▶ _Written task_
Tally every line of the listing where the string "automática" is found, and state the total alone.

▶ _Dataset items_
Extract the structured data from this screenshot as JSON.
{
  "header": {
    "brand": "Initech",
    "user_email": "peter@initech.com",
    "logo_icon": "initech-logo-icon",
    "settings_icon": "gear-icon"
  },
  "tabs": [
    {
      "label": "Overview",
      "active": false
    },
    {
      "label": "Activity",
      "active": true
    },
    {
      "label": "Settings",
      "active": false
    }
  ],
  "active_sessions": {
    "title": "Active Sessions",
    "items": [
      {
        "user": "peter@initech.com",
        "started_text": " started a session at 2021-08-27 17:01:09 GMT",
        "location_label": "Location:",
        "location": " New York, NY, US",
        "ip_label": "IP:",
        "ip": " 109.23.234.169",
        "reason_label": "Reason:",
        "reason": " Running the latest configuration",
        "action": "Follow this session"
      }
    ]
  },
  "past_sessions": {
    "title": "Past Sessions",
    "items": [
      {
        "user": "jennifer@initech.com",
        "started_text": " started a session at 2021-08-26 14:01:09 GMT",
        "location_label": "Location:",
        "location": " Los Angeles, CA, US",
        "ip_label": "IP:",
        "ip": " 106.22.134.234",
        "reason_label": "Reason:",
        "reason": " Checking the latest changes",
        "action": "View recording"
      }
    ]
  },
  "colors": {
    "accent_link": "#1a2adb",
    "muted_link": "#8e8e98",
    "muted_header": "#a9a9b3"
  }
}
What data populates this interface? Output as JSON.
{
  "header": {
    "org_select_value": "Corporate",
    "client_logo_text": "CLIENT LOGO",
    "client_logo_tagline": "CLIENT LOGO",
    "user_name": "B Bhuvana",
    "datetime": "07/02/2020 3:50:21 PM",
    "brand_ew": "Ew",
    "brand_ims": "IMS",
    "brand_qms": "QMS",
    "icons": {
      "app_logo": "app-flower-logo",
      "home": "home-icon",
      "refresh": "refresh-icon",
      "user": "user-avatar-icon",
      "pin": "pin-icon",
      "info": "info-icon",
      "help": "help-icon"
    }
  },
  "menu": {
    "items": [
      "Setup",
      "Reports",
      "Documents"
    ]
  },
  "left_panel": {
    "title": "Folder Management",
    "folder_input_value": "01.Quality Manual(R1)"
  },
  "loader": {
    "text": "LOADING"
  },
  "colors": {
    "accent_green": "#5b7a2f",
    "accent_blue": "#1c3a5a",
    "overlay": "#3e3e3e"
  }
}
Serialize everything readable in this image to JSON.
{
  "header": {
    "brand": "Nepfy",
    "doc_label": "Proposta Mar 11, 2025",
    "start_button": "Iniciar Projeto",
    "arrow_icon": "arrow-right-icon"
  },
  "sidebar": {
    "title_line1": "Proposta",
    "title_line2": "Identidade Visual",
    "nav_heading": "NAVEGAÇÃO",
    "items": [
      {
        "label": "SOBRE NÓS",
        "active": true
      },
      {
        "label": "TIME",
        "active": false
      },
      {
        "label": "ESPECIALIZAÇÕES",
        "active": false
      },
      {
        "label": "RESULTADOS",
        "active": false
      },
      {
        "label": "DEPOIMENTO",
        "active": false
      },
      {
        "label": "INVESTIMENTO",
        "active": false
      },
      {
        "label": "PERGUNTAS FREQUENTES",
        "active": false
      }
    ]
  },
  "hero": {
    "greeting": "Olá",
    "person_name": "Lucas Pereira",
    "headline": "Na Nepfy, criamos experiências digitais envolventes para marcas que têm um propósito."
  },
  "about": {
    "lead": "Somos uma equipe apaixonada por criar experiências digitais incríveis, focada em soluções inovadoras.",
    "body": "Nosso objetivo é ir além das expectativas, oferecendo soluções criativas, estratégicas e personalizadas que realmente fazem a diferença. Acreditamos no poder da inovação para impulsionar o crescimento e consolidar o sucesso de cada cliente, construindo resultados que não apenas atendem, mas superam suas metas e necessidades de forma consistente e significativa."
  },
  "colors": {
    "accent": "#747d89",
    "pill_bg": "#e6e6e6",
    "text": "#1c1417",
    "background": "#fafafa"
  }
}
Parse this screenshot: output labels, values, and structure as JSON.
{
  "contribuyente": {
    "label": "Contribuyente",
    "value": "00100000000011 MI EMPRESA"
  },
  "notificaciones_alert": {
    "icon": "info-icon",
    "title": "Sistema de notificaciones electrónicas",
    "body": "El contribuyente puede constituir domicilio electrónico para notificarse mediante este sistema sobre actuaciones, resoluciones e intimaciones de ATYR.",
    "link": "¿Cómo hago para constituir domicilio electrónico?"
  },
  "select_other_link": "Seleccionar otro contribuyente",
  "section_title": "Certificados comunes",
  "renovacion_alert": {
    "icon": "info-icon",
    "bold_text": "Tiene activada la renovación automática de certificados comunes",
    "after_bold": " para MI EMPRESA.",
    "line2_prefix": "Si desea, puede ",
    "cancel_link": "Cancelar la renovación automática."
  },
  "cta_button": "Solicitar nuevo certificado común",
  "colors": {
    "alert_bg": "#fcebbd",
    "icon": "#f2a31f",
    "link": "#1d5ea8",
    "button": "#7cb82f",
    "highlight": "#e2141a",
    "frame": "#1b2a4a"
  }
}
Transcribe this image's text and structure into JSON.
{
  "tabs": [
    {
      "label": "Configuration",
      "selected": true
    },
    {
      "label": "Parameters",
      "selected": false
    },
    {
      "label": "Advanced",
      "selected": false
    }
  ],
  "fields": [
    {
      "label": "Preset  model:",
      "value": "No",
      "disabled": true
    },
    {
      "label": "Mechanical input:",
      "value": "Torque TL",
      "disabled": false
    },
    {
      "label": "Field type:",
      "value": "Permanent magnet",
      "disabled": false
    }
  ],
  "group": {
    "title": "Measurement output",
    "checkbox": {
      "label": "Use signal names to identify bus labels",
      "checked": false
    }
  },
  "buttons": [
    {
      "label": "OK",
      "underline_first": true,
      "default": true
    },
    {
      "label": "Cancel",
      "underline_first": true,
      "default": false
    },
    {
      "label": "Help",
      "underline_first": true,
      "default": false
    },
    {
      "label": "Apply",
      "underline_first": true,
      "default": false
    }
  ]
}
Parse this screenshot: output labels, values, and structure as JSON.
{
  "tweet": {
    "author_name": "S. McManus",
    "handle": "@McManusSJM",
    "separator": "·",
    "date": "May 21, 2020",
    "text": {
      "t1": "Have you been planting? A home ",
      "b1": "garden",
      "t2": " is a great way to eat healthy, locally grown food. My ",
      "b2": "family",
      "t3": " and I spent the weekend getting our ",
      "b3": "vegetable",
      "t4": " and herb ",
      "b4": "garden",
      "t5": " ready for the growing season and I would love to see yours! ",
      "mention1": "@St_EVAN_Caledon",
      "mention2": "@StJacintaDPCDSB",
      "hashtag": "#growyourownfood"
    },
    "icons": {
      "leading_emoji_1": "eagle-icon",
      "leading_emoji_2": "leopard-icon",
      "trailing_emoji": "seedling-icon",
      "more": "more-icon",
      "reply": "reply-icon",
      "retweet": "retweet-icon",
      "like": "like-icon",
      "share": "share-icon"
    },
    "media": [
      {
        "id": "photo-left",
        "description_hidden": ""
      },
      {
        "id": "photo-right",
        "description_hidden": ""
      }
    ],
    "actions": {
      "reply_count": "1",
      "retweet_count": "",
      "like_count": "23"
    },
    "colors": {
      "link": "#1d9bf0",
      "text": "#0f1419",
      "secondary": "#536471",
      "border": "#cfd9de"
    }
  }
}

▶ _Response for this exercise_
2